Provided records Block Start
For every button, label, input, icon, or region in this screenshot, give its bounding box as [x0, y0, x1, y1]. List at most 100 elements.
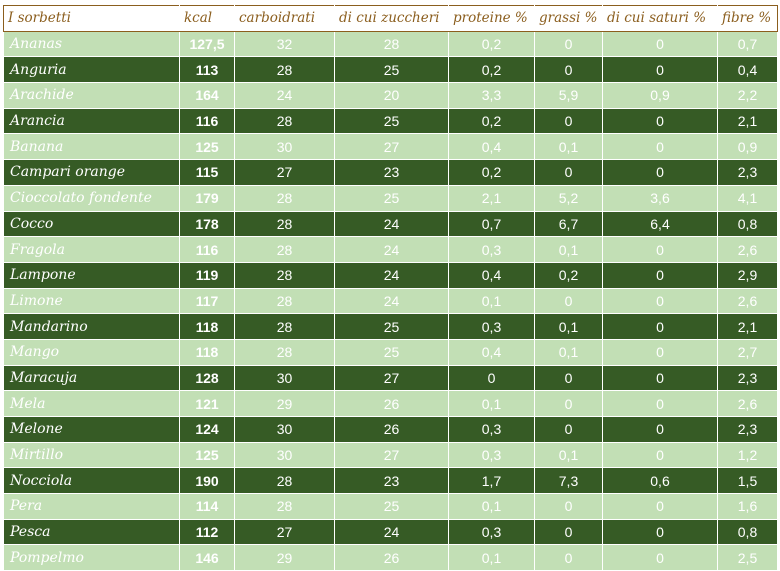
table-row: Banana 125 30 27 0,4 0,1 0 0,9 [3, 133, 778, 161]
cell-name: Mandarino [3, 313, 180, 340]
cell-name: Cioccolato fondente [3, 184, 180, 212]
table-row: Pesca 112 27 24 0,3 0 0 0,8 [3, 518, 778, 546]
cell-carboidrati: 27 [234, 518, 335, 546]
cell-proteine: 1,7 [448, 467, 535, 495]
header-carboidrati: carboidrati [234, 5, 335, 32]
cell-saturi: 0 [602, 287, 718, 315]
cell-saturi: 0,6 [602, 467, 718, 495]
cell-kcal: 118 [179, 313, 235, 340]
cell-proteine: 0,2 [448, 107, 535, 135]
table-row: Arachide 164 24 20 3,3 5,9 0,9 2,2 [3, 82, 778, 109]
cell-zuccheri: 27 [334, 441, 449, 469]
table-row: Nocciola 190 28 23 1,7 7,3 0,6 1,5 [3, 467, 778, 495]
cell-kcal: 112 [179, 518, 235, 546]
cell-grassi: 0 [534, 287, 603, 315]
cell-carboidrati: 28 [234, 107, 335, 135]
cell-zuccheri: 25 [334, 56, 449, 84]
cell-kcal: 113 [179, 56, 235, 84]
cell-saturi: 0 [602, 107, 718, 135]
table-row: Lampone 119 28 24 0,4 0,2 0 2,9 [3, 261, 778, 289]
cell-zuccheri: 23 [334, 159, 449, 186]
cell-fibre: 2,5 [717, 544, 778, 571]
cell-zuccheri: 20 [334, 82, 449, 109]
cell-carboidrati: 28 [234, 313, 335, 340]
cell-carboidrati: 24 [234, 82, 335, 109]
table-row: Ananas 127,5 32 28 0,2 0 0 0,7 [3, 30, 778, 58]
table-row: Cocco 178 28 24 0,7 6,7 6,4 0,8 [3, 210, 778, 238]
cell-name: Cocco [3, 210, 180, 238]
table-row: Fragola 116 28 24 0,3 0,1 0 2,6 [3, 236, 778, 263]
cell-kcal: 116 [179, 236, 235, 263]
cell-carboidrati: 28 [234, 287, 335, 315]
cell-saturi: 0 [602, 364, 718, 392]
cell-kcal: 116 [179, 107, 235, 135]
cell-kcal: 127,5 [179, 30, 235, 58]
cell-carboidrati: 28 [234, 261, 335, 289]
cell-carboidrati: 28 [234, 210, 335, 238]
cell-proteine: 0,1 [448, 287, 535, 315]
table-row: Mirtillo 125 30 27 0,3 0,1 0 1,2 [3, 441, 778, 469]
cell-saturi: 0 [602, 441, 718, 469]
cell-grassi: 0,1 [534, 441, 603, 469]
cell-proteine: 0,1 [448, 493, 535, 520]
cell-grassi: 7,3 [534, 467, 603, 495]
cell-proteine: 0,4 [448, 133, 535, 161]
cell-saturi: 0 [602, 544, 718, 571]
cell-kcal: 128 [179, 364, 235, 392]
cell-name: Pera [3, 493, 180, 520]
cell-kcal: 115 [179, 159, 235, 186]
header-grassi: grassi % [534, 5, 603, 32]
cell-name: Mirtillo [3, 441, 180, 469]
cell-zuccheri: 24 [334, 287, 449, 315]
cell-kcal: 121 [179, 390, 235, 417]
cell-fibre: 0,8 [717, 518, 778, 546]
cell-grassi: 0,2 [534, 261, 603, 289]
cell-fibre: 0,7 [717, 30, 778, 58]
cell-name: Mango [3, 338, 180, 366]
cell-kcal: 190 [179, 467, 235, 495]
cell-name: Campari orange [3, 159, 180, 186]
cell-zuccheri: 27 [334, 133, 449, 161]
cell-grassi: 0 [534, 56, 603, 84]
table-row: Melone 124 30 26 0,3 0 0 2,3 [3, 416, 778, 443]
cell-grassi: 0 [534, 30, 603, 58]
cell-carboidrati: 29 [234, 390, 335, 417]
cell-name: Ananas [3, 30, 180, 58]
cell-fibre: 0,9 [717, 133, 778, 161]
header-name: I sorbetti [3, 5, 180, 32]
cell-carboidrati: 30 [234, 441, 335, 469]
cell-carboidrati: 28 [234, 236, 335, 263]
cell-saturi: 0 [602, 313, 718, 340]
cell-fibre: 2,6 [717, 287, 778, 315]
cell-fibre: 2,3 [717, 364, 778, 392]
cell-fibre: 1,5 [717, 467, 778, 495]
cell-name: Pesca [3, 518, 180, 546]
cell-carboidrati: 30 [234, 364, 335, 392]
header-fibre: fibre % [717, 5, 778, 32]
cell-proteine: 2,1 [448, 184, 535, 212]
cell-zuccheri: 25 [334, 184, 449, 212]
cell-zuccheri: 23 [334, 467, 449, 495]
cell-name: Anguria [3, 56, 180, 84]
cell-zuccheri: 25 [334, 107, 449, 135]
cell-grassi: 0 [534, 518, 603, 546]
cell-carboidrati: 27 [234, 159, 335, 186]
cell-saturi: 0 [602, 261, 718, 289]
cell-saturi: 0,9 [602, 82, 718, 109]
cell-proteine: 0,3 [448, 416, 535, 443]
cell-saturi: 0 [602, 338, 718, 366]
cell-zuccheri: 25 [334, 338, 449, 366]
cell-fibre: 2,6 [717, 390, 778, 417]
cell-zuccheri: 24 [334, 261, 449, 289]
table-row: Pompelmo 146 29 26 0,1 0 0 2,5 [3, 544, 778, 571]
cell-fibre: 1,2 [717, 441, 778, 469]
cell-zuccheri: 28 [334, 30, 449, 58]
cell-fibre: 0,8 [717, 210, 778, 238]
cell-grassi: 6,7 [534, 210, 603, 238]
header-proteine: proteine % [448, 5, 535, 32]
cell-carboidrati: 28 [234, 184, 335, 212]
cell-proteine: 0,1 [448, 544, 535, 571]
cell-zuccheri: 25 [334, 313, 449, 340]
cell-proteine: 0,3 [448, 518, 535, 546]
cell-name: Mela [3, 390, 180, 417]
Provided records Block End
[Work request]: Write out every record exactly. Leave the pictures out.

[Final answer]:
For every button, label, input, icon, or region in this screenshot, give its bounding box as [x0, y0, x1, y1]. List at most 100 elements.
table-row: Banana 125 30 27 0,4 0,1 0 0,9 [3, 133, 778, 161]
cell-name: Mandarino [3, 313, 180, 340]
cell-name: Cioccolato fondente [3, 184, 180, 212]
table-row: Pesca 112 27 24 0,3 0 0 0,8 [3, 518, 778, 546]
cell-carboidrati: 27 [234, 518, 335, 546]
cell-proteine: 1,7 [448, 467, 535, 495]
header-carboidrati: carboidrati [234, 5, 335, 32]
cell-saturi: 0 [602, 287, 718, 315]
cell-saturi: 0,6 [602, 467, 718, 495]
cell-kcal: 118 [179, 313, 235, 340]
cell-proteine: 0,2 [448, 107, 535, 135]
table-row: Arachide 164 24 20 3,3 5,9 0,9 2,2 [3, 82, 778, 109]
cell-zuccheri: 27 [334, 441, 449, 469]
table-row: Nocciola 190 28 23 1,7 7,3 0,6 1,5 [3, 467, 778, 495]
cell-kcal: 112 [179, 518, 235, 546]
cell-grassi: 0 [534, 287, 603, 315]
cell-carboidrati: 28 [234, 107, 335, 135]
cell-zuccheri: 25 [334, 56, 449, 84]
cell-kcal: 113 [179, 56, 235, 84]
cell-saturi: 0 [602, 107, 718, 135]
table-row: Lampone 119 28 24 0,4 0,2 0 2,9 [3, 261, 778, 289]
cell-zuccheri: 23 [334, 159, 449, 186]
cell-fibre: 2,5 [717, 544, 778, 571]
cell-zuccheri: 20 [334, 82, 449, 109]
cell-carboidrati: 28 [234, 313, 335, 340]
cell-carboidrati: 24 [234, 82, 335, 109]
table-row: Ananas 127,5 32 28 0,2 0 0 0,7 [3, 30, 778, 58]
table-row: Cocco 178 28 24 0,7 6,7 6,4 0,8 [3, 210, 778, 238]
cell-name: Cocco [3, 210, 180, 238]
table-row: Fragola 116 28 24 0,3 0,1 0 2,6 [3, 236, 778, 263]
cell-kcal: 116 [179, 236, 235, 263]
cell-carboidrati: 28 [234, 287, 335, 315]
cell-saturi: 0 [602, 364, 718, 392]
cell-kcal: 116 [179, 107, 235, 135]
cell-kcal: 127,5 [179, 30, 235, 58]
cell-carboidrati: 28 [234, 261, 335, 289]
cell-carboidrati: 28 [234, 210, 335, 238]
cell-proteine: 0,1 [448, 287, 535, 315]
table-row: Mirtillo 125 30 27 0,3 0,1 0 1,2 [3, 441, 778, 469]
cell-saturi: 0 [602, 441, 718, 469]
cell-grassi: 0,1 [534, 441, 603, 469]
cell-proteine: 0,1 [448, 493, 535, 520]
cell-grassi: 7,3 [534, 467, 603, 495]
cell-proteine: 0,4 [448, 133, 535, 161]
cell-saturi: 0 [602, 544, 718, 571]
cell-kcal: 128 [179, 364, 235, 392]
cell-name: Pera [3, 493, 180, 520]
cell-kcal: 115 [179, 159, 235, 186]
header-grassi: grassi % [534, 5, 603, 32]
cell-name: Mirtillo [3, 441, 180, 469]
cell-zuccheri: 24 [334, 287, 449, 315]
cell-kcal: 121 [179, 390, 235, 417]
cell-fibre: 0,8 [717, 518, 778, 546]
cell-grassi: 0,2 [534, 261, 603, 289]
cell-fibre: 0,7 [717, 30, 778, 58]
cell-name: Mango [3, 338, 180, 366]
cell-kcal: 190 [179, 467, 235, 495]
cell-name: Campari orange [3, 159, 180, 186]
cell-zuccheri: 27 [334, 133, 449, 161]
cell-grassi: 0 [534, 56, 603, 84]
table-row: Melone 124 30 26 0,3 0 0 2,3 [3, 416, 778, 443]
cell-grassi: 0 [534, 30, 603, 58]
cell-carboidrati: 29 [234, 390, 335, 417]
cell-name: Ananas [3, 30, 180, 58]
cell-fibre: 0,9 [717, 133, 778, 161]
header-name: I sorbetti [3, 5, 180, 32]
cell-carboidrati: 30 [234, 441, 335, 469]
cell-carboidrati: 28 [234, 236, 335, 263]
cell-saturi: 0 [602, 313, 718, 340]
cell-fibre: 2,6 [717, 287, 778, 315]
cell-fibre: 2,3 [717, 364, 778, 392]
cell-fibre: 1,5 [717, 467, 778, 495]
cell-name: Pesca [3, 518, 180, 546]
cell-carboidrati: 30 [234, 364, 335, 392]
header-fibre: fibre % [717, 5, 778, 32]
cell-proteine: 2,1 [448, 184, 535, 212]
cell-zuccheri: 25 [334, 184, 449, 212]
cell-zuccheri: 23 [334, 467, 449, 495]
cell-name: Anguria [3, 56, 180, 84]
cell-zuccheri: 25 [334, 107, 449, 135]
cell-grassi: 0 [534, 518, 603, 546]
cell-carboidrati: 27 [234, 159, 335, 186]
cell-saturi: 0 [602, 261, 718, 289]
cell-saturi: 0,9 [602, 82, 718, 109]
cell-proteine: 0,3 [448, 416, 535, 443]
cell-saturi: 0 [602, 338, 718, 366]
cell-zuccheri: 25 [334, 338, 449, 366]
cell-fibre: 2,6 [717, 390, 778, 417]
cell-zuccheri: 24 [334, 261, 449, 289]
table-row: Pompelmo 146 29 26 0,1 0 0 2,5 [3, 544, 778, 571]
cell-fibre: 1,2 [717, 441, 778, 469]
cell-zuccheri: 28 [334, 30, 449, 58]
cell-fibre: 0,8 [717, 210, 778, 238]
cell-grassi: 6,7 [534, 210, 603, 238]
header-proteine: proteine % [448, 5, 535, 32]
cell-carboidrati: 28 [234, 184, 335, 212]
cell-proteine: 0,1 [448, 544, 535, 571]
cell-zuccheri: 25 [334, 313, 449, 340]
cell-proteine: 0,3 [448, 518, 535, 546]
cell-name: Mela [3, 390, 180, 417]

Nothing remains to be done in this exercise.